— Exercise goal —
Can you write out all of the material below, word for word?

# start of Input data

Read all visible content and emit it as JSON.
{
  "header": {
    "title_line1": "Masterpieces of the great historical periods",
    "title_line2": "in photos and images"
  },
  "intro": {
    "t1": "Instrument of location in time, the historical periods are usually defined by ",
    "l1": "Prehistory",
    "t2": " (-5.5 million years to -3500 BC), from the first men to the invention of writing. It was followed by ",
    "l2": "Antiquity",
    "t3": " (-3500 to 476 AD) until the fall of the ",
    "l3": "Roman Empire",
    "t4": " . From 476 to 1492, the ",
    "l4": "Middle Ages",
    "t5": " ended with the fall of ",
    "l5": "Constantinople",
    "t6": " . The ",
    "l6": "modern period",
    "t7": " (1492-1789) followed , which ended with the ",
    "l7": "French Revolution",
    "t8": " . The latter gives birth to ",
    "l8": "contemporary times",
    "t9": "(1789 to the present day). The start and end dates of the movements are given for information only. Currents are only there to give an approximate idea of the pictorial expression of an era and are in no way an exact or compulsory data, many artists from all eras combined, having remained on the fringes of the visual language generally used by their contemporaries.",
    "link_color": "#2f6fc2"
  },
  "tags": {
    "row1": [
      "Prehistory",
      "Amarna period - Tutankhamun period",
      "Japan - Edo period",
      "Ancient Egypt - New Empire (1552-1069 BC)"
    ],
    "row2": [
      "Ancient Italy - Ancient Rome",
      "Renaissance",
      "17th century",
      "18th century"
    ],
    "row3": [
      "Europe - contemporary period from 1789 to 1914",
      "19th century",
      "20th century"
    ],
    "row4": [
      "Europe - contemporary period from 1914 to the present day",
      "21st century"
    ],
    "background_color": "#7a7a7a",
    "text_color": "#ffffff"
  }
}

# end of Input data

— Worked answer —
Read all visible content and emit it as JSON.
{
  "header": {
    "title_line1": "Masterpieces of the great historical periods",
    "title_line2": "in photos and images"
  },
  "intro": {
    "t1": "Instrument of location in time, the historical periods are usually defined by ",
    "l1": "Prehistory",
    "t2": " (-5.5 million years to -3500 BC), from the first men to the invention of writing. It was followed by ",
    "l2": "Antiquity",
    "t3": " (-3500 to 476 AD) until the fall of the ",
    "l3": "Roman Empire",
    "t4": " . From 476 to 1492, the ",
    "l4": "Middle Ages",
    "t5": " ended with the fall of ",
    "l5": "Constantinople",
    "t6": " . The ",
    "l6": "modern period",
    "t7": " (1492-1789) followed , which ended with the ",
    "l7": "French Revolution",
    "t8": " . The latter gives birth to ",
    "l8": "contemporary times",
    "t9": "(1789 to the present day). The start and end dates of the movements are given for information only. Currents are only there to give an approximate idea of the pictorial expression of an era and are in no way an exact or compulsory data, many artists from all eras combined, having remained on the fringes of the visual language generally used by their contemporaries.",
    "link_color": "#2f6fc2"
  },
  "tags": {
    "row1": [
      "Prehistory",
      "Amarna period - Tutankhamun period",
      "Japan - Edo period",
      "Ancient Egypt - New Empire (1552-1069 BC)"
    ],
    "row2": [
      "Ancient Italy - Ancient Rome",
      "Renaissance",
      "17th century",
      "18th century"
    ],
    "row3": [
      "Europe - contemporary period from 1789 to 1914",
      "19th century",
      "20th century"
    ],
    "row4": [
      "Europe - contemporary period from 1914 to the present day",
      "21st century"
    ],
    "background_color": "#7a7a7a",
    "text_color": "#ffffff"
  }
}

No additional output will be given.